*** SOURCE RECORDS

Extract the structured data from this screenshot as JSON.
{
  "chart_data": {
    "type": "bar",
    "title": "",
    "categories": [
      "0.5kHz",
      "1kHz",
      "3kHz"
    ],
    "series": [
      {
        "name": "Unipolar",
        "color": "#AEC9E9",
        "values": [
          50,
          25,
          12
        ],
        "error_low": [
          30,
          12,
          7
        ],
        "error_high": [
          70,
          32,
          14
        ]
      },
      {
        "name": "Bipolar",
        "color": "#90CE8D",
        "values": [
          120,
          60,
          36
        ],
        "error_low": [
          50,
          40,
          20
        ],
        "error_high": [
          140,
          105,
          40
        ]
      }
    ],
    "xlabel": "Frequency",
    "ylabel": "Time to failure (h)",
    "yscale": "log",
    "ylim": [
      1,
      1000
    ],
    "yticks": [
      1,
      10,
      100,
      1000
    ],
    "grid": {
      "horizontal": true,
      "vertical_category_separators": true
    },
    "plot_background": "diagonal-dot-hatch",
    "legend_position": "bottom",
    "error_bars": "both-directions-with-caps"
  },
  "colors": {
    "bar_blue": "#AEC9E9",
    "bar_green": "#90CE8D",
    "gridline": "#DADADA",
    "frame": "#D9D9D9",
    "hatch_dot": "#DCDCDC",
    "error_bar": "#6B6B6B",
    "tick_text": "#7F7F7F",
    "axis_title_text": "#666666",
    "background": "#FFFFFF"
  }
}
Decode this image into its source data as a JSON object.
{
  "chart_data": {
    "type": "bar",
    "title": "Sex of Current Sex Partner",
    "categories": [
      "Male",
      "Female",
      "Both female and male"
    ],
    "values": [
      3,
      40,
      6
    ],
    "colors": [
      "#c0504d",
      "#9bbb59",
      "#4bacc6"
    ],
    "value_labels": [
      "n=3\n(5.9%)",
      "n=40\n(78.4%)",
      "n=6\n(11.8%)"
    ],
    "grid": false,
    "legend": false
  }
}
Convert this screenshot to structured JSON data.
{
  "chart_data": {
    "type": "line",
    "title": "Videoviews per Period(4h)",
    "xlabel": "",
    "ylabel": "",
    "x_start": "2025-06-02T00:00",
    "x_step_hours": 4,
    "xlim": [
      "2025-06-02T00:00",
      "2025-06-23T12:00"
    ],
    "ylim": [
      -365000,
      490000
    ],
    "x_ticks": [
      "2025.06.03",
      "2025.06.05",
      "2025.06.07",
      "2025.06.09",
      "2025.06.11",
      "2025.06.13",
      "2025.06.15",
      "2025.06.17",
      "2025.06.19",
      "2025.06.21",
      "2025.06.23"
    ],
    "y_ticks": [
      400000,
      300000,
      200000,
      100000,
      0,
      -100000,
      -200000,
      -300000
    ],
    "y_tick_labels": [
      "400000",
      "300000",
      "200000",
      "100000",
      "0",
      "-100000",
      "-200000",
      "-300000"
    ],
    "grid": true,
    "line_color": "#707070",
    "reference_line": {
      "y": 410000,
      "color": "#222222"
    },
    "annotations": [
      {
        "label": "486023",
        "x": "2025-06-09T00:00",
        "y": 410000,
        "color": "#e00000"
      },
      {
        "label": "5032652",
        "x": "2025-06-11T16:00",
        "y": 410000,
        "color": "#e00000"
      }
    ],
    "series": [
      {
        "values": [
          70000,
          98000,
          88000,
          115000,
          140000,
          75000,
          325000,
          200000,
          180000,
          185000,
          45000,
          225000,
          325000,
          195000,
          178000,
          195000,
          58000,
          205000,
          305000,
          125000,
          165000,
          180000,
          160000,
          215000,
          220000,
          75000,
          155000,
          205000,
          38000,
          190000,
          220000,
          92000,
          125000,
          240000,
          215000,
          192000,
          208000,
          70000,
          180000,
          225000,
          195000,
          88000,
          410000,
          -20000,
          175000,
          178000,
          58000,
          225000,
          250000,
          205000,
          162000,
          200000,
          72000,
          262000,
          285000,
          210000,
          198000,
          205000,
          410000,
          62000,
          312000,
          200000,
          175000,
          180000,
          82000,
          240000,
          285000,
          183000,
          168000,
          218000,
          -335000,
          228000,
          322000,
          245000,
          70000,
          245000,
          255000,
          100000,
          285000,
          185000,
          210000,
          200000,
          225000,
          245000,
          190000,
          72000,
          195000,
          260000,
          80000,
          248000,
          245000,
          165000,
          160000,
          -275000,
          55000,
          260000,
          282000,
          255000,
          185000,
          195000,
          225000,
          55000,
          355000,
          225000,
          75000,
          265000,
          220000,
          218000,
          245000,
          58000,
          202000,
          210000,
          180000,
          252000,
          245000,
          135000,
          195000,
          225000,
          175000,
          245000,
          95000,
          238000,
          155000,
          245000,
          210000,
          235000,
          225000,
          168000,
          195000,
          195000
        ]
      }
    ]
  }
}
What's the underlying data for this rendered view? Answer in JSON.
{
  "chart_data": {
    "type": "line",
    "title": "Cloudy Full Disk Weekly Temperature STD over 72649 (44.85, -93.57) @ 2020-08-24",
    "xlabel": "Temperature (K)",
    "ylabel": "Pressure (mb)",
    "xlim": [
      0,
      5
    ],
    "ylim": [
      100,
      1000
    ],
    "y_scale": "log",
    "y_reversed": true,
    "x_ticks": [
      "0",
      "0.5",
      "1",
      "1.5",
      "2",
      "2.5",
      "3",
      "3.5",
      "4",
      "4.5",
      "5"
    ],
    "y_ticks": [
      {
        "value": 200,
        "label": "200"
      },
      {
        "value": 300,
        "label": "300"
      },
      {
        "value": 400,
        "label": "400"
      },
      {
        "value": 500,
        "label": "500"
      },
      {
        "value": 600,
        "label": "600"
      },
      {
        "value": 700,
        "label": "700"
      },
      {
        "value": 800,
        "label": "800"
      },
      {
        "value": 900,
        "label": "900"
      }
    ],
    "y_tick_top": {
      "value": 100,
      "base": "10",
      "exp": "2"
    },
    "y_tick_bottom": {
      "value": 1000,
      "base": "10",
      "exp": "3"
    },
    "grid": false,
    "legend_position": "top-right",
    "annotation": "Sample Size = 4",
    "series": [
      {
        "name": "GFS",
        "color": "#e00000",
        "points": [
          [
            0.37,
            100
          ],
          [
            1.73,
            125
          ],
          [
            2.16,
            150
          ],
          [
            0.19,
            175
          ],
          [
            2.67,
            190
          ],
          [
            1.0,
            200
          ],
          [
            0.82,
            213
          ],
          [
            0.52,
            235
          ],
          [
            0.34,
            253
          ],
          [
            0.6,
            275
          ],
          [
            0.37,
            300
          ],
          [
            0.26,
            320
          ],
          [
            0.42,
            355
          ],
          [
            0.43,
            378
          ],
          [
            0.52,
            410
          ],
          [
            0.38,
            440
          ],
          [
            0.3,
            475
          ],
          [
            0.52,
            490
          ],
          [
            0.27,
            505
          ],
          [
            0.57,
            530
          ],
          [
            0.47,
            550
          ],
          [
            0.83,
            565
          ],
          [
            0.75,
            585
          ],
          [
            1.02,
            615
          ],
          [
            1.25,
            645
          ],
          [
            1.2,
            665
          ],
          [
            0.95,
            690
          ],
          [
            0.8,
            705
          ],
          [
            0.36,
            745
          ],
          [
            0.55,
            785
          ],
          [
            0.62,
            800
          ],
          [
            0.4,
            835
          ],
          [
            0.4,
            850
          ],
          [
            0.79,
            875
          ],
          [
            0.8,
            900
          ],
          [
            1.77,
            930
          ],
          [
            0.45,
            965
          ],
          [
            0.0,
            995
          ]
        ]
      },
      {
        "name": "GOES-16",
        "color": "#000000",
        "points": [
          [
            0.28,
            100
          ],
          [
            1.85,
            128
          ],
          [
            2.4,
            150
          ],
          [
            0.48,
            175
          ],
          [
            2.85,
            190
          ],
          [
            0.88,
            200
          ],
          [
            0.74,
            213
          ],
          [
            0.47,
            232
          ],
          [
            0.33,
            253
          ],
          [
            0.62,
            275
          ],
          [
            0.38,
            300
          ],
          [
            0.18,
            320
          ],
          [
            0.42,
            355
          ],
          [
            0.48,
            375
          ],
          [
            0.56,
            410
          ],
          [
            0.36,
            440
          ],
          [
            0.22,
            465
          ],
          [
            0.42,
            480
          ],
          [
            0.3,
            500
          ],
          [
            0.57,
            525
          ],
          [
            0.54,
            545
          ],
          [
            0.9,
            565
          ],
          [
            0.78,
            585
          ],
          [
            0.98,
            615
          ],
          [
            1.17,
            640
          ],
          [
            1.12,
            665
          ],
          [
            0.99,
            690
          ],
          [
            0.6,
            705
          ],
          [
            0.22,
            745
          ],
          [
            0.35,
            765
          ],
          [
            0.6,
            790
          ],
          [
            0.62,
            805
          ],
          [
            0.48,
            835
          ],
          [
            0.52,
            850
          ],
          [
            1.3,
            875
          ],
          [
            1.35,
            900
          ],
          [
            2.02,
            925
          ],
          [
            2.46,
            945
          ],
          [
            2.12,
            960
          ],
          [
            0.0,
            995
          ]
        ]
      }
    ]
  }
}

******

WHAT IS NEEDED:
Track down every line with the word "ylabel" and copy it.

COMPLETED TASK:
    "ylabel": "Time to failure (h)",
    "ylabel": "",
    "ylabel": "Pressure (mb)",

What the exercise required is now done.